(Beginning of TEXT BLOCK)

The decoration of a piece of Chinese art often serves two purposes. Besides simply decorating the surface, the decoration usually presents a veiled auspicious meaning. By having these things bearing auspicious meanings their wishes will come true. Often the decoration represents a four character phrase. Thus many of the decorative motif are rebuses or pictorial puns, that is, groups of seemingly unrelated objects whose names share the same sounds as the auspicious wish.
Most Chinese decorative art are based on its symbolic values. These symbols could be understood and interpreted and only when we do that the true meaning of the objects reveals itself. This is very similar to medieval Dutch art, where every item that occurs in a picture carries a hidden religious meaning, and most religious art still does all over the world. It is also true that the 'hidden' meaning is only hidden to those who do not 'know'. The picture of a white lily in Chiristian art is 'purity' in much the same way as a 'lotus' is, in Buddhistic art. A dog is the symbol of 'trustworthiness' in much the same way as the bamboo is in Chinese art, and so forth.
When the symbolic content is taken into consideration an entire new world opens up and the objects begin to talk to you. Everything seems to be connected to a rich world of ideas, stories, myths and religious and philosophical beliefs. When trying to interpret a certain decoration it is often the case that it is made from a particular point of view; it could be Daoist, Buddhist, Confucian, Traditional, Astronomical, "Feng shui", Mythical, Literary, Historical, and Homonymic, or a little of everything. Many symbols can carry several meanings and which is the intended in a specific case can often only be understood by its context.
There is no limit to how much one needs to know, to understand the full meaning of Chinese symbolism, but to have any meaning or purpose, any symbol must somehow refer to a general and not too elusive meaning. The symbols are also of different kinds.
Literary and historical allusive symbols are those taken from poetry, history or popular stories. This is mostly entire scenes which on porcelain usually seems to have been copied from wood block prints. These illustrations must be recognized to be understood and you should preferably have read the story to get the point. These historical or mythical figures have often done something in a special way, or for a specific purpose, and something or other as thus was understood, and the use of these figures in a decoration are there to remind us about this.
Iconographic, religious or philosophical symbols are related to ideas which must be known, for the symbols to be understood. These symbols must be drawn in a specific way. The Buddhist 'endless knot' or the 'chacra' are special icons and not any knot or wheel will carry the intended meaning. Sometimes even the order in which these icons appear might have an importance for their meaning.
Homonymic symbols are based on the similarities in sound between a specific word and the name of the symbol in question like 'Bat' - fu - where the word 'fu' sounds pretty much like the same word 'fu' meaning 'happiness'. Stylized pictures of bats are thus widely used to symbolize 'happiness'. The use of the number of bats can also refer to a further concept of for example five bats meaning The Five Happinesses, and so on.
Conceptual symbols finally, are those that do not need to be drawn in any specific way to carry their symbolic meaning. A 'vase' is always a receptacle, and thus 'female' from a Daoist point of view. 'Red' is always the color of luck and prosperity. The number 'five' has always its meaning - often 'The Five Directions' - however it is used or drawn. A 'peony' always has its feminine value and a 'pine', 'willow', 'bamboo' or 'deer', etc. carry their meanings in whatever form they are found.
It is this mix symbols, of all sizes and in a happy disregard of proportions and the western notion of perspective, that gives Chinese art its unique flavor.

(End of TEXT BLOCK)

### [ASSIGNED TASK 1]
Translate into French this sentence from the text on Chinese decorative symbols: "These symbols must be drawn in a specific way."
### [ASSIGNED TASK 2]
From the text on Chinese decorative symbols, return the passage starting at "There is no" and ending at "us about this.", copied with no changes.

(Beginning of SUPPLIED DATA)

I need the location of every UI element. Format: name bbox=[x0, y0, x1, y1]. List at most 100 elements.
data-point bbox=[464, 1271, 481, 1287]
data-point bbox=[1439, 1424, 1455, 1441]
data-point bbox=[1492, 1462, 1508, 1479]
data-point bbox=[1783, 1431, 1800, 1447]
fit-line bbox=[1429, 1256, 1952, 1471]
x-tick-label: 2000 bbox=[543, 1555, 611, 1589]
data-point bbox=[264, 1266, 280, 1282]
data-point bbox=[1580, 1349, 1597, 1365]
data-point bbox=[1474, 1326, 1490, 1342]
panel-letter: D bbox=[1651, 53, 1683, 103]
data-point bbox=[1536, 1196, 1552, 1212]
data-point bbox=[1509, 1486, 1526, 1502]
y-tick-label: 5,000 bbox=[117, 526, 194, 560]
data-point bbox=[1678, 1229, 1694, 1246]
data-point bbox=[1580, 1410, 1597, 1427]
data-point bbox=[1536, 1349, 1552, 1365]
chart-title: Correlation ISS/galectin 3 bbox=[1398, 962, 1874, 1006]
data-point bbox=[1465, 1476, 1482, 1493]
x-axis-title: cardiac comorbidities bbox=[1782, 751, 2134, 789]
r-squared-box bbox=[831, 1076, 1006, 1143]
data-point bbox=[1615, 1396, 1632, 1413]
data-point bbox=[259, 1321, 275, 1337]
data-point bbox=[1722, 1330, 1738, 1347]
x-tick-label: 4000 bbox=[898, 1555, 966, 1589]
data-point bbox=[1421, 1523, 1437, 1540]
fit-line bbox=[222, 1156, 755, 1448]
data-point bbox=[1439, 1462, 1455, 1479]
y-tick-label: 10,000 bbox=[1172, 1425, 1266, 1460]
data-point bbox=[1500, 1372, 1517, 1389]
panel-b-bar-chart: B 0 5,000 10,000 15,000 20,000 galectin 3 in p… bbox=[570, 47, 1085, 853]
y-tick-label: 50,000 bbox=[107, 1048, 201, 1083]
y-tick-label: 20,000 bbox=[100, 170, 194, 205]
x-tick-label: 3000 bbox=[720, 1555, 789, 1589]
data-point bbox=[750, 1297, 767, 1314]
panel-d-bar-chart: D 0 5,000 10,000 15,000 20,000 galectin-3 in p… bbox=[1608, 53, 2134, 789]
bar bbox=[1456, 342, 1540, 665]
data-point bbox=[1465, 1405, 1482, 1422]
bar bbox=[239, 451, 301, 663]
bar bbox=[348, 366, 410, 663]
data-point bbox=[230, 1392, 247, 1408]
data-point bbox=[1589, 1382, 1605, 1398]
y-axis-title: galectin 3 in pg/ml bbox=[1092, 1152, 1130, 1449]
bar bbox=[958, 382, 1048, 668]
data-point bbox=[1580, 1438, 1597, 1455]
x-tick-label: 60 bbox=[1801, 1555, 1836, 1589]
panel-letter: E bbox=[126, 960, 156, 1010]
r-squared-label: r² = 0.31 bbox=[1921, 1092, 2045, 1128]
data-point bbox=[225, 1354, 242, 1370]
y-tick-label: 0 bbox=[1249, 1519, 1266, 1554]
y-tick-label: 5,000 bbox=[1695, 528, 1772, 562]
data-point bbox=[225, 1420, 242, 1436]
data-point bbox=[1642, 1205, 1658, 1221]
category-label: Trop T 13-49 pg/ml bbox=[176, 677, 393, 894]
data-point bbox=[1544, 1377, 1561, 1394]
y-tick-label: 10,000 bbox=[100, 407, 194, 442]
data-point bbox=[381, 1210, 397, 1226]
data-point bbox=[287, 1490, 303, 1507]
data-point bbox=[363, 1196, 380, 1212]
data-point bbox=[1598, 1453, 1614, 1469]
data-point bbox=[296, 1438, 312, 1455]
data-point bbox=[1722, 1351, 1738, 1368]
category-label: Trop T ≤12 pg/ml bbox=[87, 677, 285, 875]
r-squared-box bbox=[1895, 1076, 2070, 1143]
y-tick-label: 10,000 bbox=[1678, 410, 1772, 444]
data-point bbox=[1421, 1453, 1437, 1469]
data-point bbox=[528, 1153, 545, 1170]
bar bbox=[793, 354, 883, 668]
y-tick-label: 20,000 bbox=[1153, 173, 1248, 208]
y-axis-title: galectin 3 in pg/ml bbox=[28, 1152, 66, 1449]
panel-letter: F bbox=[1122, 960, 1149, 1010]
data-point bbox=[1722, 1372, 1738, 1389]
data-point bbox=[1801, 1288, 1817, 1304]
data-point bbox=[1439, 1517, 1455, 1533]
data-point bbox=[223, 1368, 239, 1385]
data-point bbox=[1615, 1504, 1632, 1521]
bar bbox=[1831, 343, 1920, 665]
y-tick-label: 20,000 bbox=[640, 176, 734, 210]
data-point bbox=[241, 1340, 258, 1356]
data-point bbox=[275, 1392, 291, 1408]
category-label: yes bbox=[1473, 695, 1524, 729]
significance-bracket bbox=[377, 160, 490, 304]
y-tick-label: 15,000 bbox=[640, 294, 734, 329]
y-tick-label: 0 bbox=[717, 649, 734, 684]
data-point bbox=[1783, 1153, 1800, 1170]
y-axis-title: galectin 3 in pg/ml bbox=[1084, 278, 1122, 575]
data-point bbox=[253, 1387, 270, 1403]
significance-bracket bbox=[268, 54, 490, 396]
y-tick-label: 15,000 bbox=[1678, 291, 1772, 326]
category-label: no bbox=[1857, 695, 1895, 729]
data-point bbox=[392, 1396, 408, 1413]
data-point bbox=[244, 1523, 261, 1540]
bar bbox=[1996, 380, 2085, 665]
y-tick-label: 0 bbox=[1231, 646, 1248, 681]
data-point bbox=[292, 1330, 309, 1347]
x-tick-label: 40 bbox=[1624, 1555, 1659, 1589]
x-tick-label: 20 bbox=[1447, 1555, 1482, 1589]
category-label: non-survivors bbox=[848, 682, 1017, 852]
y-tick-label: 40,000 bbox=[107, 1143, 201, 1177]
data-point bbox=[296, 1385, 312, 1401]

(End of SUPPLIED DATA)

### [ANSWER 1]
Ces symboles doivent être dessinés d'une manière précise.

### [ANSWER 2]
There is no limit to how much one needs to know, to understand the full meaning of Chinese symbolism, but to have any meaning or purpose, any symbol must somehow refer to a general and not too elusive meaning. The symbols are also of different kinds.
Literary and historical allusive symbols are those taken from poetry, history or popular stories. This is mostly entire scenes which on porcelain usually seems to have been copied from wood block prints. These illustrations must be recognized to be understood and you should preferably have read the story to get the point. These historical or mythical figures have often done something in a special way, or for a specific purpose, and something or other as thus was understood, and the use of these figures in a decoration are there to remind us about this.